▶ EXERCISES
A – Please reproduce word for word the stretch of the blog post from "Link: To blog" through "complicated than expected.".
B – According to the blog post, which publication ran the article arguing that a blog can be a bad thing to put on a resume?

Link: To blog or not to blog, is there a danger?
Permanent article linkThe Chronicle of Higher Education has published an article which argues that a blog is often a bad thing to put on your resume or even to have within a google reach of your name. As a proof, they show a lot of negative things they found out about interview-ready people whose lives turn out to be more complicated than expected.
Perhaps when the person in question is an education professor with plenty of publishing opportunities and the blogs are only for personal aspect of their life, they should not have it listed (or searchable by their name).
On the other hand, for technical people a blog is often the best way to show what we know, what we care about, the problems we solved that might be useful for other geeks to know. And we have enough strange people in our midst with or without blogs that even some technical bile does not change our opinions of people.
At the same time, the article has some strong points about political views, etc. Putting them into the name-identifiable blog is like tattooing your affiliation on a forehead, bound to cause issues. One's choice of course, but a much bigger choice than people seems to realise.
I have my political views, but they are not in the blog. Nor are my food preferences or pet love/hates. On the other hand, if somebody decides to judge my English from the blog, I might be in trouble..... :-)

Rows from a data collection:
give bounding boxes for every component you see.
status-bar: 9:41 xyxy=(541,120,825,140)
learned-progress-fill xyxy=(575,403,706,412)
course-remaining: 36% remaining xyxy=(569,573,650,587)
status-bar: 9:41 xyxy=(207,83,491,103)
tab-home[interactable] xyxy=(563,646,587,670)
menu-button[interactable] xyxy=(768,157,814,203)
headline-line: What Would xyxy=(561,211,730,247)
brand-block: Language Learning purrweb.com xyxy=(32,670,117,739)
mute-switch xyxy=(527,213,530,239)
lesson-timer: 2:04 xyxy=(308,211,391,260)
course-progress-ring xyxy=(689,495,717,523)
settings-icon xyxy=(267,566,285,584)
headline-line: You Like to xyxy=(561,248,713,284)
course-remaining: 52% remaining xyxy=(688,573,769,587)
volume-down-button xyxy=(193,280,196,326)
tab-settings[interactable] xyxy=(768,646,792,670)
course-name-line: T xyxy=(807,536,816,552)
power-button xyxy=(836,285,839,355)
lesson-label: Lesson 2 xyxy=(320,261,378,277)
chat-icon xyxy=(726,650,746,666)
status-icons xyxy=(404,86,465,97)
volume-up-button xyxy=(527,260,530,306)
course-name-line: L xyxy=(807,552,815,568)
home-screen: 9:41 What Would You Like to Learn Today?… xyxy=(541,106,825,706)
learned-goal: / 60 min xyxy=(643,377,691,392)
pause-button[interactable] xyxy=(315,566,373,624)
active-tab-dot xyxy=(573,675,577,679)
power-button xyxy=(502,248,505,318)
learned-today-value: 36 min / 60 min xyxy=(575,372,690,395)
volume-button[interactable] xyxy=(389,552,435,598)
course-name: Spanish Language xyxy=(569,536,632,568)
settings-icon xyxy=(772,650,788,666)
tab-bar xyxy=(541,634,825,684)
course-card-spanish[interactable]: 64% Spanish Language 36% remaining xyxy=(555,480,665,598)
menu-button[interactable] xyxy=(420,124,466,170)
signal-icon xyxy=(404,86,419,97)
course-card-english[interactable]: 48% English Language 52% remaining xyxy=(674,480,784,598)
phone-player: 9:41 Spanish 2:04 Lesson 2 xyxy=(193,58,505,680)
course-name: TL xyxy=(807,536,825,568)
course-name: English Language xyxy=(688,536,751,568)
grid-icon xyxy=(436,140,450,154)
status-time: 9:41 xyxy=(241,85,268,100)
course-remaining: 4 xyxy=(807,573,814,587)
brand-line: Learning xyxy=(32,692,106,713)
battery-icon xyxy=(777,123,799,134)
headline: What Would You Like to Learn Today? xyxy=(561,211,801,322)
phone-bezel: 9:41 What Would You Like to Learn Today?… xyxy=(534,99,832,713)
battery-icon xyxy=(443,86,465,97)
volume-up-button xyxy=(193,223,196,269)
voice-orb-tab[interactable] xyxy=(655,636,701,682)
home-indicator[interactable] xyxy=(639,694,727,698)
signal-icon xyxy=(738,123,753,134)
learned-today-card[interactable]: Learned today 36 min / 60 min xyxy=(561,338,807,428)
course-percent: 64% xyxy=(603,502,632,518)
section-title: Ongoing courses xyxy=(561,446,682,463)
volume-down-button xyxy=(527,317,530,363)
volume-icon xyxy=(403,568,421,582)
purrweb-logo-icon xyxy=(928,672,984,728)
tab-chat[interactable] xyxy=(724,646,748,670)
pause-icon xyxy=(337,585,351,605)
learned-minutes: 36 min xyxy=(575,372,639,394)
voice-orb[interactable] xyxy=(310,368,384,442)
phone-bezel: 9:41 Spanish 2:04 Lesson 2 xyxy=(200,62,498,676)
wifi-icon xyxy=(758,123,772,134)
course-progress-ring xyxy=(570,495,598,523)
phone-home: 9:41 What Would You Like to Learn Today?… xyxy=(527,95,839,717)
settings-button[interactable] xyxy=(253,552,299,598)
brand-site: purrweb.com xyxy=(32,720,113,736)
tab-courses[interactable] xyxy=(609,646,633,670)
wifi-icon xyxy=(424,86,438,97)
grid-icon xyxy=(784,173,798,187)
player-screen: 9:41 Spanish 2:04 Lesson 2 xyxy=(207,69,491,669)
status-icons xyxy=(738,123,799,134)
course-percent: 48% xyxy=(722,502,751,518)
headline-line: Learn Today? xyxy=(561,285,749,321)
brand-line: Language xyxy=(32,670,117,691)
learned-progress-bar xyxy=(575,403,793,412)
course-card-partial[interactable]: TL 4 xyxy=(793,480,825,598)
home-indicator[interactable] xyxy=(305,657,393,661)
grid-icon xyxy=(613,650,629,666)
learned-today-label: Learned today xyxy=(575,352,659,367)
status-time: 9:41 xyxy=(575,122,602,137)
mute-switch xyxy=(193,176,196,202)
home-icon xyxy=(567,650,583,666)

▶ SOLUTIONS TO THE TASKS
A –
Link: To blog or not to blog, is there a danger?
Permanent article linkThe Chronicle of Higher Education has published an article which argues that a blog is often a bad thing to put on your resume or even to have within a google reach of your name. As a proof, they show a lot of negative things they found out about interview-ready people whose lives turn out to be more complicated than expected.

B – The Chronicle of Higher Education